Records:
(begin)

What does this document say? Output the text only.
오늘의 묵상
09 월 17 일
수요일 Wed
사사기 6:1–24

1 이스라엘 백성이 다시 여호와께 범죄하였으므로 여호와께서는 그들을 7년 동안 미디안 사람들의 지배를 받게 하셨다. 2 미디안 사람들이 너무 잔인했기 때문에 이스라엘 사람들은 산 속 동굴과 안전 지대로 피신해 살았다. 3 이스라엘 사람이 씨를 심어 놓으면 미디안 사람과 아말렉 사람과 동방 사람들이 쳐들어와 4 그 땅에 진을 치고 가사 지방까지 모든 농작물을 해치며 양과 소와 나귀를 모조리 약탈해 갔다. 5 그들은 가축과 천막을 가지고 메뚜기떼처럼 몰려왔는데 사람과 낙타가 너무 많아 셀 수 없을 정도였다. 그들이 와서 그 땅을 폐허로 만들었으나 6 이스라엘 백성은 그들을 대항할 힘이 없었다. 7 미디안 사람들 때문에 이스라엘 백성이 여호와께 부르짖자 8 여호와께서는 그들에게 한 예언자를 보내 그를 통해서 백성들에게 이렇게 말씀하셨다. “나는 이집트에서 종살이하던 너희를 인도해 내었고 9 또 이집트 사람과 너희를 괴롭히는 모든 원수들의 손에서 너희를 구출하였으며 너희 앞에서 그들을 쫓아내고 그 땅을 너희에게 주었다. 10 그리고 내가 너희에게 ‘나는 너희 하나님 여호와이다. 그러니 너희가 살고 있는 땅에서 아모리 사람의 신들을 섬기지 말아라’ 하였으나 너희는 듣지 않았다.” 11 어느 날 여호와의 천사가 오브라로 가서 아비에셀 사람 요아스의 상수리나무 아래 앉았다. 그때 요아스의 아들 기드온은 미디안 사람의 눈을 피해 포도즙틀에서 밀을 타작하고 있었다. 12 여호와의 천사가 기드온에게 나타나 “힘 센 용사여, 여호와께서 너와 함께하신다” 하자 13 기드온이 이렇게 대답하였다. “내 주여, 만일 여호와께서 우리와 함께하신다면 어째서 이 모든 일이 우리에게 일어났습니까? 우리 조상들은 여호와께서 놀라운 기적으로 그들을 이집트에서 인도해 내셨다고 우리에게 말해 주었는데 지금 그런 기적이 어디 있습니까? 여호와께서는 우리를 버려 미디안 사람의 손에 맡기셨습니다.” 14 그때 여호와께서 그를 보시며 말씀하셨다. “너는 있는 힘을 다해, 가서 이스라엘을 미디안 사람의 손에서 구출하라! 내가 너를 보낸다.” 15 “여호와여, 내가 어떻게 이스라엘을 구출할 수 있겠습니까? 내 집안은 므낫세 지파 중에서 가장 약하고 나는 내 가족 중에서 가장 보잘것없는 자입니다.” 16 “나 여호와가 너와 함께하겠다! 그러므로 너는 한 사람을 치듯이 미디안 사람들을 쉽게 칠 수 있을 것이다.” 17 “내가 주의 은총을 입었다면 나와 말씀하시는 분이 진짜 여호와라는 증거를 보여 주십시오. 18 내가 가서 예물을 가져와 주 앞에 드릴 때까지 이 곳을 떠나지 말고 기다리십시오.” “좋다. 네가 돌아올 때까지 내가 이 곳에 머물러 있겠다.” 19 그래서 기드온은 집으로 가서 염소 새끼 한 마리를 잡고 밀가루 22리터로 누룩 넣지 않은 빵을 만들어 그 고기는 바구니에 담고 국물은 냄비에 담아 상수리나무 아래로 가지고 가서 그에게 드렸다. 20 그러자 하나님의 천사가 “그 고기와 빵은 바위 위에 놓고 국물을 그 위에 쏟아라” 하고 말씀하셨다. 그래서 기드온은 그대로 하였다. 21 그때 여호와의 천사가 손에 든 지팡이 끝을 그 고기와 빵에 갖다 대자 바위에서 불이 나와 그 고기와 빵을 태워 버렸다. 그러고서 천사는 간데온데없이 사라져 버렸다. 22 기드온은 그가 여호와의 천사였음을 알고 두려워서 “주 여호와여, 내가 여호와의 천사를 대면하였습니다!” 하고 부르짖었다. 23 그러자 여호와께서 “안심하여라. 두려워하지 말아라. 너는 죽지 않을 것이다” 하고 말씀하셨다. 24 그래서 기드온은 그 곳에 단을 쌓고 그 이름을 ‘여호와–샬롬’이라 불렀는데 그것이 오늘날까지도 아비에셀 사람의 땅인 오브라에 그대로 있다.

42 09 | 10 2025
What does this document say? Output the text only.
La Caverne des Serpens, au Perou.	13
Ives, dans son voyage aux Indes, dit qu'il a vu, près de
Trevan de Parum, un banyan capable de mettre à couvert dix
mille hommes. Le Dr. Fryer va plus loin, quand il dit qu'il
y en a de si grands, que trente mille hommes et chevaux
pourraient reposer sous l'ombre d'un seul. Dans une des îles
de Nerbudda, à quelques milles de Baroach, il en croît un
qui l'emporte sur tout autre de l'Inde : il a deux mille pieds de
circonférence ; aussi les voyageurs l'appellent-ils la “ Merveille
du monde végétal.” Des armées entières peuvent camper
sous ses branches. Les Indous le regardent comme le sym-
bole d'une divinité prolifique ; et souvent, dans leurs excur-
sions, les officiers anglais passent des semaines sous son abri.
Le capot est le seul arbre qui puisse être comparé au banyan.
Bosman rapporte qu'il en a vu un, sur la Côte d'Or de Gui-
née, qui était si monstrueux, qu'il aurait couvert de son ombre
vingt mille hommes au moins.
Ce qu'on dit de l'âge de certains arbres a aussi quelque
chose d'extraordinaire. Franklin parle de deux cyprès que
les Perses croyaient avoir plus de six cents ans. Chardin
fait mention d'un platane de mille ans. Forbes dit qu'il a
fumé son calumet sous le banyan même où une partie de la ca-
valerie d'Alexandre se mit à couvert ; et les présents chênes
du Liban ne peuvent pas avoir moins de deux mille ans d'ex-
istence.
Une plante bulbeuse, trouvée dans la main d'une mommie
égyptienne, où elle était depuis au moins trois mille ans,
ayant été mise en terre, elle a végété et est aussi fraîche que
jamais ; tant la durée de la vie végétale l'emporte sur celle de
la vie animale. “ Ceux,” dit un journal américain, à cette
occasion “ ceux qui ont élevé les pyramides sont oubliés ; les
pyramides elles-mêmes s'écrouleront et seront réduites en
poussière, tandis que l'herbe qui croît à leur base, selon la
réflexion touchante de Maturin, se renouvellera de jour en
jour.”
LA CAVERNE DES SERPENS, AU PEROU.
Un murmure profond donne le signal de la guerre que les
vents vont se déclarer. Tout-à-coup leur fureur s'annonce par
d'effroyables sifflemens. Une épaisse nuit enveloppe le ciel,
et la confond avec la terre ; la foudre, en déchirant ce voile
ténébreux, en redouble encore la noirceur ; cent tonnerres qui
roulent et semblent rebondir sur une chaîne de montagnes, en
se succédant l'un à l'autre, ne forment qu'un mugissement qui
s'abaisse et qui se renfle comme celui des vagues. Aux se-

(end)

## Exercise brief
Every line of the listing that holds "hommes" should be found and copied.

## Output for this task
mille hommes. Le Dr. Fryer va plus loin, quand il dit qu'il
y en a de si grands, que trente mille hommes et chevaux
vingt mille hommes au moins.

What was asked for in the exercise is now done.